Instruction
Keep only the lines that hold the string "mobile", filtering out the rest of the entries below.

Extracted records
........

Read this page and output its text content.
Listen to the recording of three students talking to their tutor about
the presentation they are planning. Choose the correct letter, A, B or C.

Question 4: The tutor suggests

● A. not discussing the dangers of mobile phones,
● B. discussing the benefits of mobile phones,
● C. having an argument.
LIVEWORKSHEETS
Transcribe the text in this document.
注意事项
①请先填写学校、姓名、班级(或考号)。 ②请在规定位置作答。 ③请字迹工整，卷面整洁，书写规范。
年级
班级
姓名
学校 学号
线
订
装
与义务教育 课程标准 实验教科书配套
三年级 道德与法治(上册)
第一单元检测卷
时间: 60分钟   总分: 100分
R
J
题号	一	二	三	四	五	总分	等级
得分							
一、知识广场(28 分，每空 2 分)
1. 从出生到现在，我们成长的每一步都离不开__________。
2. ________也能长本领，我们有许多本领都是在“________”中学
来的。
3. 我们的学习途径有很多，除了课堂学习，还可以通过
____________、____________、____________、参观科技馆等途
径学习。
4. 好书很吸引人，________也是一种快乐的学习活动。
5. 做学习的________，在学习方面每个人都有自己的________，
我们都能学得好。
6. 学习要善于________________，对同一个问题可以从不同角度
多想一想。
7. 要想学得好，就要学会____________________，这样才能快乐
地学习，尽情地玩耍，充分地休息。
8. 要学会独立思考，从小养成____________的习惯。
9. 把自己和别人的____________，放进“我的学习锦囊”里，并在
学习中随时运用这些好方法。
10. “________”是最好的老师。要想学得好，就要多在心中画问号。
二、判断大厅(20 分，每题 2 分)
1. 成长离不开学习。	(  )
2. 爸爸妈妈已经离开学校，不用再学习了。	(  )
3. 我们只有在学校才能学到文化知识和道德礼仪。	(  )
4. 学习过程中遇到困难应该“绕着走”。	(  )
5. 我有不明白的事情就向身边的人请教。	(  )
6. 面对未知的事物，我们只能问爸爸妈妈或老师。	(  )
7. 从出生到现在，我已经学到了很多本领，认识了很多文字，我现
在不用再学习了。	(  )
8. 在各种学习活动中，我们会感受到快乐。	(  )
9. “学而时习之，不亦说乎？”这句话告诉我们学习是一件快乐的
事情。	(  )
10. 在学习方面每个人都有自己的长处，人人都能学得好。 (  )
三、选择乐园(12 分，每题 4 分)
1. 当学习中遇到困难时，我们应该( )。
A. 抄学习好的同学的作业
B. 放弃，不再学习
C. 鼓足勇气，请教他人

........

Answer for the task
● A. not discussing the dangers of mobile phones,
● B. discussing the benefits of mobile phones,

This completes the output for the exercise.